Given request:
Leave out the pictures and restate the rest of the data exactly.
* * * *
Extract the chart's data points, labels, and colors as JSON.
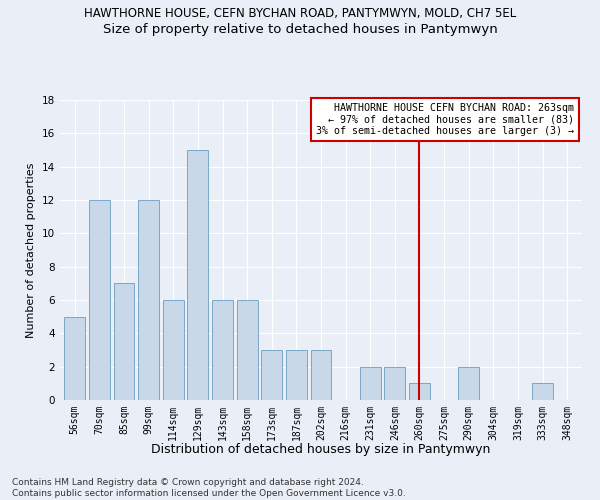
{
  "title_line1": "HAWTHORNE HOUSE, CEFN BYCHAN ROAD, PANTYMWYN, MOLD, CH7 5EL",
  "title_line2": "Size of property relative to detached houses in Pantymwyn",
  "xlabel": "Distribution of detached houses by size in Pantymwyn",
  "ylabel": "Number of detached properties",
  "bar_labels": [
    "56sqm",
    "70sqm",
    "85sqm",
    "99sqm",
    "114sqm",
    "129sqm",
    "143sqm",
    "158sqm",
    "173sqm",
    "187sqm",
    "202sqm",
    "216sqm",
    "231sqm",
    "246sqm",
    "260sqm",
    "275sqm",
    "290sqm",
    "304sqm",
    "319sqm",
    "333sqm",
    "348sqm"
  ],
  "bar_values": [
    5,
    12,
    7,
    12,
    6,
    15,
    6,
    6,
    3,
    3,
    3,
    0,
    2,
    2,
    1,
    0,
    2,
    0,
    0,
    1,
    0
  ],
  "bar_color": "#c8d8e8",
  "bar_edgecolor": "#7ba8c8",
  "vline_x": 14,
  "vline_color": "#cc0000",
  "annotation_title": "HAWTHORNE HOUSE CEFN BYCHAN ROAD: 263sqm",
  "annotation_line1": "← 97% of detached houses are smaller (83)",
  "annotation_line2": "3% of semi-detached houses are larger (3) →",
  "annotation_box_facecolor": "#ffffff",
  "annotation_box_edgecolor": "#cc0000",
  "ylim": [
    0,
    18
  ],
  "yticks": [
    0,
    2,
    4,
    6,
    8,
    10,
    12,
    14,
    16,
    18
  ],
  "background_color": "#eaeff7",
  "footer": "Contains HM Land Registry data © Crown copyright and database right 2024.\nContains public sector information licensed under the Open Government Licence v3.0.",
  "grid_color": "#ffffff",
  "title_fontsize": 8.5,
  "subtitle_fontsize": 9.5,
  "ylabel_fontsize": 8,
  "xlabel_fontsize": 9,
  "tick_fontsize": 7,
  "footer_fontsize": 6.5,
  "ann_fontsize": 7.2
}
* * * *
Full output:
Extract the chart's data points, labels, and colors as JSON.
{
  "title_line1": "HAWTHORNE HOUSE, CEFN BYCHAN ROAD, PANTYMWYN, MOLD, CH7 5EL",
  "title_line2": "Size of property relative to detached houses in Pantymwyn",
  "xlabel": "Distribution of detached houses by size in Pantymwyn",
  "ylabel": "Number of detached properties",
  "bar_labels": [
    "56sqm",
    "70sqm",
    "85sqm",
    "99sqm",
    "114sqm",
    "129sqm",
    "143sqm",
    "158sqm",
    "173sqm",
    "187sqm",
    "202sqm",
    "216sqm",
    "231sqm",
    "246sqm",
    "260sqm",
    "275sqm",
    "290sqm",
    "304sqm",
    "319sqm",
    "333sqm",
    "348sqm"
  ],
  "bar_values": [
    5,
    12,
    7,
    12,
    6,
    15,
    6,
    6,
    3,
    3,
    3,
    0,
    2,
    2,
    1,
    0,
    2,
    0,
    0,
    1,
    0
  ],
  "bar_color": "#c8d8e8",
  "bar_edgecolor": "#7ba8c8",
  "vline_x": 14,
  "vline_color": "#cc0000",
  "annotation_title": "HAWTHORNE HOUSE CEFN BYCHAN ROAD: 263sqm",
  "annotation_line1": "← 97% of detached houses are smaller (83)",
  "annotation_line2": "3% of semi-detached houses are larger (3) →",
  "annotation_box_facecolor": "#ffffff",
  "annotation_box_edgecolor": "#cc0000",
  "ylim": [
    0,
    18
  ],
  "yticks": [
    0,
    2,
    4,
    6,
    8,
    10,
    12,
    14,
    16,
    18
  ],
  "background_color": "#eaeff7",
  "footer": "Contains HM Land Registry data © Crown copyright and database right 2024.\nContains public sector information licensed under the Open Government Licence v3.0.",
  "grid_color": "#ffffff",
  "title_fontsize": 8.5,
  "subtitle_fontsize": 9.5,
  "ylabel_fontsize": 8,
  "xlabel_fontsize": 9,
  "tick_fontsize": 7,
  "footer_fontsize": 6.5,
  "ann_fontsize": 7.2
}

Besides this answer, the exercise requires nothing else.